>> start Given records
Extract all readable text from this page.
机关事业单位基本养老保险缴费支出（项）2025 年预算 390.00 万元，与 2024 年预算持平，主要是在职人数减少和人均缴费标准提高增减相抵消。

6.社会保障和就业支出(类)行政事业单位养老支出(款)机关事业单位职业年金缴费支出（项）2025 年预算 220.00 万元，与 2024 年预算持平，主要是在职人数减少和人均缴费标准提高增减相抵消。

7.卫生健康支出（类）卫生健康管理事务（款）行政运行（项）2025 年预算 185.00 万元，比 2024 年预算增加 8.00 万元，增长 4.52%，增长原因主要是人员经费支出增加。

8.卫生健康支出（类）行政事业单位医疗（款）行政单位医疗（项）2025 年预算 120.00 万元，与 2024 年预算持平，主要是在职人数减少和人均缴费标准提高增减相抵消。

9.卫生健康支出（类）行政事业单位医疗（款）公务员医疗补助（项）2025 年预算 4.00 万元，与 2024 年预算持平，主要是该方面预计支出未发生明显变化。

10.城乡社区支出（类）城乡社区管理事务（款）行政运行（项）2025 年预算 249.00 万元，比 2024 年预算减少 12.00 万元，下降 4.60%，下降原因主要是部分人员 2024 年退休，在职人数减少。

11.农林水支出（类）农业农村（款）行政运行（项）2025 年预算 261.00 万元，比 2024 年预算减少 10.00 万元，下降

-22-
>> end Given records
Set out the complete listing exactly as shown.

* Correct output
Extract all readable text from this page.
机关事业单位基本养老保险缴费支出（项）2025 年预算 390.00 万元，与 2024 年预算持平，主要是在职人数减少和人均缴费标准提高增减相抵消。

6.社会保障和就业支出(类)行政事业单位养老支出(款)机关事业单位职业年金缴费支出（项）2025 年预算 220.00 万元，与 2024 年预算持平，主要是在职人数减少和人均缴费标准提高增减相抵消。

7.卫生健康支出（类）卫生健康管理事务（款）行政运行（项）2025 年预算 185.00 万元，比 2024 年预算增加 8.00 万元，增长 4.52%，增长原因主要是人员经费支出增加。

8.卫生健康支出（类）行政事业单位医疗（款）行政单位医疗（项）2025 年预算 120.00 万元，与 2024 年预算持平，主要是在职人数减少和人均缴费标准提高增减相抵消。

9.卫生健康支出（类）行政事业单位医疗（款）公务员医疗补助（项）2025 年预算 4.00 万元，与 2024 年预算持平，主要是该方面预计支出未发生明显变化。

10.城乡社区支出（类）城乡社区管理事务（款）行政运行（项）2025 年预算 249.00 万元，比 2024 年预算减少 12.00 万元，下降 4.60%，下降原因主要是部分人员 2024 年退休，在职人数减少。

11.农林水支出（类）农业农村（款）行政运行（项）2025 年预算 261.00 万元，比 2024 年预算减少 10.00 万元，下降

-22-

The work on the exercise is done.